• **SHORT EXERCISE**: Find the lines holding the string "xlabel" in the data, then copy all of them.

• **RECORDS FOR THIS EXERCISE**:
■ ■ ■ ■ ■ ■ ■
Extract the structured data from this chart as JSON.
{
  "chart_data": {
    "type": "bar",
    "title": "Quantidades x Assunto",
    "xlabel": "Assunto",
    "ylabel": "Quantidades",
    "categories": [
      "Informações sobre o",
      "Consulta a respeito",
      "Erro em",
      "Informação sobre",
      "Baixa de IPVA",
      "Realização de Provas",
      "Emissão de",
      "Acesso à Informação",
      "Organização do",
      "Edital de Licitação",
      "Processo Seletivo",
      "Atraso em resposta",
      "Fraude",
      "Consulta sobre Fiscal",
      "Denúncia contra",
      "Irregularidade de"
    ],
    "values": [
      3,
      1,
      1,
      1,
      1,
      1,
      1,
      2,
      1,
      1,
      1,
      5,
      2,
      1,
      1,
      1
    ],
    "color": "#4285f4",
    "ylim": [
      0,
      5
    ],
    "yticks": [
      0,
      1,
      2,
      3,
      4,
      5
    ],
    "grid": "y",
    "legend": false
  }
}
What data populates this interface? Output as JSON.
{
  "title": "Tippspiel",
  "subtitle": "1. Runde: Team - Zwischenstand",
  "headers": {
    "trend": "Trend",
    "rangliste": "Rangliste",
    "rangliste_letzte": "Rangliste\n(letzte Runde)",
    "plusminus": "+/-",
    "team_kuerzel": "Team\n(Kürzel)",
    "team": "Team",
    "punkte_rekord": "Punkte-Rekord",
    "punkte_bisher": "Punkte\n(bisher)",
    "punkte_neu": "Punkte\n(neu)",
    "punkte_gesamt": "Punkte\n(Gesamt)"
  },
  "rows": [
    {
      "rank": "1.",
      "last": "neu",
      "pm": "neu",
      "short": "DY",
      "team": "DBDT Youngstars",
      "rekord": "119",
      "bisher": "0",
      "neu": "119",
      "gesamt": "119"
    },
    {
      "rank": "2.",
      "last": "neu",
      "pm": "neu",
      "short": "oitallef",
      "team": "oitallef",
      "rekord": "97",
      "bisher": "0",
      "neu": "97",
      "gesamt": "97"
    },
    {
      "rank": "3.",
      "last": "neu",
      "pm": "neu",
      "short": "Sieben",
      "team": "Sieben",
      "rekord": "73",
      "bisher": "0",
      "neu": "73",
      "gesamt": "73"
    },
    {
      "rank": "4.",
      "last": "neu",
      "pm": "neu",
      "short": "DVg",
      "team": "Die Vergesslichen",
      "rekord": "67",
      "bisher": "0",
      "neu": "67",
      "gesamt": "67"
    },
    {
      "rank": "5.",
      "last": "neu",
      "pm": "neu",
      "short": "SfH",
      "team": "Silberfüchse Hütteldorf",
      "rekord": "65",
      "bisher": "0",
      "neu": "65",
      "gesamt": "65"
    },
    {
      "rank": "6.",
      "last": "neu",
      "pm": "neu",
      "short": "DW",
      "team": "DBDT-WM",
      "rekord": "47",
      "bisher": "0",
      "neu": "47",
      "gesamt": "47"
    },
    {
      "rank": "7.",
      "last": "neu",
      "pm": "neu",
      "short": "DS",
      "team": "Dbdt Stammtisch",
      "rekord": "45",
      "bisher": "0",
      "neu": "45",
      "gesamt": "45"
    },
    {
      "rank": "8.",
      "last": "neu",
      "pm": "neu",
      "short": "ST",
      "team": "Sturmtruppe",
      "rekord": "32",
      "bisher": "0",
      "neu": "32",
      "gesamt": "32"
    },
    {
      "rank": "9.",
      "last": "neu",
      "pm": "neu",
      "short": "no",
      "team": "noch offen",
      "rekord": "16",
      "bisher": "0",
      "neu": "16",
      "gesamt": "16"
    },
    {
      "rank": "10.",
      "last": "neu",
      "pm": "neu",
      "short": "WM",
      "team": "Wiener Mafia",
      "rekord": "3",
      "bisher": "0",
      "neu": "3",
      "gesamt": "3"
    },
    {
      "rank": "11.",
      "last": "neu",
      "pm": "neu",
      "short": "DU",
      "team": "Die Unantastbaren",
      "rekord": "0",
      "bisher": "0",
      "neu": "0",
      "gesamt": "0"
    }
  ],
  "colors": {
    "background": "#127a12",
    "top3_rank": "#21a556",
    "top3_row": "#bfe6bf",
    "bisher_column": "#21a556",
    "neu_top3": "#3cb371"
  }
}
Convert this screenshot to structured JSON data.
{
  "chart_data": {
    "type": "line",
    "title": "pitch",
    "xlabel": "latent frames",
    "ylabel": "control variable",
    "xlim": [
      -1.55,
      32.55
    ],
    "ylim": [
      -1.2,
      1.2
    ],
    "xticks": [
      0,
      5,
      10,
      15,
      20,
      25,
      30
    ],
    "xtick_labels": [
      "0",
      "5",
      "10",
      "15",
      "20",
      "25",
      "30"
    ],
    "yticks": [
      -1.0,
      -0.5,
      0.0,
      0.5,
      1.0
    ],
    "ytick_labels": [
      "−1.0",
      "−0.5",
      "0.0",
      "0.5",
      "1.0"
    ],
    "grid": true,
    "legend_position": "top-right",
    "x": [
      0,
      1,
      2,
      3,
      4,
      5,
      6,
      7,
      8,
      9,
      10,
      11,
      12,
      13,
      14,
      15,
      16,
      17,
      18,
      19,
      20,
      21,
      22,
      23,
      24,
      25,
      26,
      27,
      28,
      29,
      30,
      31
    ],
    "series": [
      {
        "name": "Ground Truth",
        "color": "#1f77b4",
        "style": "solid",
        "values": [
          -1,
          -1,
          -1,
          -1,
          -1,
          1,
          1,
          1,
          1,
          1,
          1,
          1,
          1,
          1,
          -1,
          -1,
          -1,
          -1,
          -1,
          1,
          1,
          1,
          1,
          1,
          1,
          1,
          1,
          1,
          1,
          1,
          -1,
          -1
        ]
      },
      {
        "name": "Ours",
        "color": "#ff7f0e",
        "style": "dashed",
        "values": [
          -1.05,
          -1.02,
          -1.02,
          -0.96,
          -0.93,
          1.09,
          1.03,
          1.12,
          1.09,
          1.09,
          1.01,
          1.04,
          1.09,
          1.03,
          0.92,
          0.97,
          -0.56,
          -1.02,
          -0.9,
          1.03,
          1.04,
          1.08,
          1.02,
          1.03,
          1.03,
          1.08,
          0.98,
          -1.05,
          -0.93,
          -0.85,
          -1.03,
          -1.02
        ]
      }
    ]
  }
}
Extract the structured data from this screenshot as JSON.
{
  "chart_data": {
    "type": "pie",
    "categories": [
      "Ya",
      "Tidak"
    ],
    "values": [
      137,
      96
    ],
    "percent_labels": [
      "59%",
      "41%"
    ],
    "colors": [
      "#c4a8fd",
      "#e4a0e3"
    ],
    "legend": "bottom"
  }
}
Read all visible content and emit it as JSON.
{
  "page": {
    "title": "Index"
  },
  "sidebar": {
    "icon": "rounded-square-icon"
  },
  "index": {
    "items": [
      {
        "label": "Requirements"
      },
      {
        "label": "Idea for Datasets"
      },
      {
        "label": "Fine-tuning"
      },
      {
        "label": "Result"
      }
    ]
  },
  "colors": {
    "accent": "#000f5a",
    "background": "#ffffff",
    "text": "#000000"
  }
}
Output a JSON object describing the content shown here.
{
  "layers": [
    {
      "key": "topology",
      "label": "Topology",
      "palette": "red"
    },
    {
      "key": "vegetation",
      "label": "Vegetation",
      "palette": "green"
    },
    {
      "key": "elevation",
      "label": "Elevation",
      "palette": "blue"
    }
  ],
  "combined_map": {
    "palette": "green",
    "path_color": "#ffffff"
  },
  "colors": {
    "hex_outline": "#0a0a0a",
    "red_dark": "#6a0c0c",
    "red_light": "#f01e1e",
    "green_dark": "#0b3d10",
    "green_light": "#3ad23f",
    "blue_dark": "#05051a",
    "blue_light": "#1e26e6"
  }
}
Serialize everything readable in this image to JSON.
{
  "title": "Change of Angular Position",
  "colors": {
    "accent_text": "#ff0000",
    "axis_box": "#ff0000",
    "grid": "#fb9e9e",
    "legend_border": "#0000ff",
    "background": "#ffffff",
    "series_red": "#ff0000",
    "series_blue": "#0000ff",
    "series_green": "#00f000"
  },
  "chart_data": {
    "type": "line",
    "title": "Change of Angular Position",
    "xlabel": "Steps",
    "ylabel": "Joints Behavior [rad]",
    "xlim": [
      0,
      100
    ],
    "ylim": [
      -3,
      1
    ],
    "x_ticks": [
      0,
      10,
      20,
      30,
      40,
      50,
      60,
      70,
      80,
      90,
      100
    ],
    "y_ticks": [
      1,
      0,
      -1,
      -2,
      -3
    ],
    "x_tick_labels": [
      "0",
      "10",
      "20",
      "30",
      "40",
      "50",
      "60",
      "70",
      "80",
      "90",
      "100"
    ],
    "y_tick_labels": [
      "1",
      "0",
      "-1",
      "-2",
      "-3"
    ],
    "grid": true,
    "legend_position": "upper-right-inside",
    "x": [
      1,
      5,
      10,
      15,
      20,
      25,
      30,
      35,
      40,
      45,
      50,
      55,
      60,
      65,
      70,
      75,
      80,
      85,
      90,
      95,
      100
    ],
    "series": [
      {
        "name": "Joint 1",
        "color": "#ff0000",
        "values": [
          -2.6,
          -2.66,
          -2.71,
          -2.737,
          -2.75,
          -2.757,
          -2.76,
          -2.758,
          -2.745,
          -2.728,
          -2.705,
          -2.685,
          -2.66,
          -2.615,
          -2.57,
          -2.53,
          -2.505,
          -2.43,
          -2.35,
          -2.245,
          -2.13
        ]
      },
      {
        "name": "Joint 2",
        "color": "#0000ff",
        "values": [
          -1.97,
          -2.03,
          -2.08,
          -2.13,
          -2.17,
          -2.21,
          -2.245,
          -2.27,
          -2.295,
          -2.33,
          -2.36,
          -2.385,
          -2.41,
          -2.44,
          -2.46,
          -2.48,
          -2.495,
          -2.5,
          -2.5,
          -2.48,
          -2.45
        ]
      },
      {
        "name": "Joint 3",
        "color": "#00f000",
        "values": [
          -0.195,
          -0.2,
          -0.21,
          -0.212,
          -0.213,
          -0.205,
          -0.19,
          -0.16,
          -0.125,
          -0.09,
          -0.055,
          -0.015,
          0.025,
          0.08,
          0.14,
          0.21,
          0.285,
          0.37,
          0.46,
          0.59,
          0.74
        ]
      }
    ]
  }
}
■ ■ ■ ■ ■ ■ ■
• **CORRECT ANSWER**:
    "xlabel": "Assunto",
    "xlabel": "latent frames",
    "xlabel": "Steps",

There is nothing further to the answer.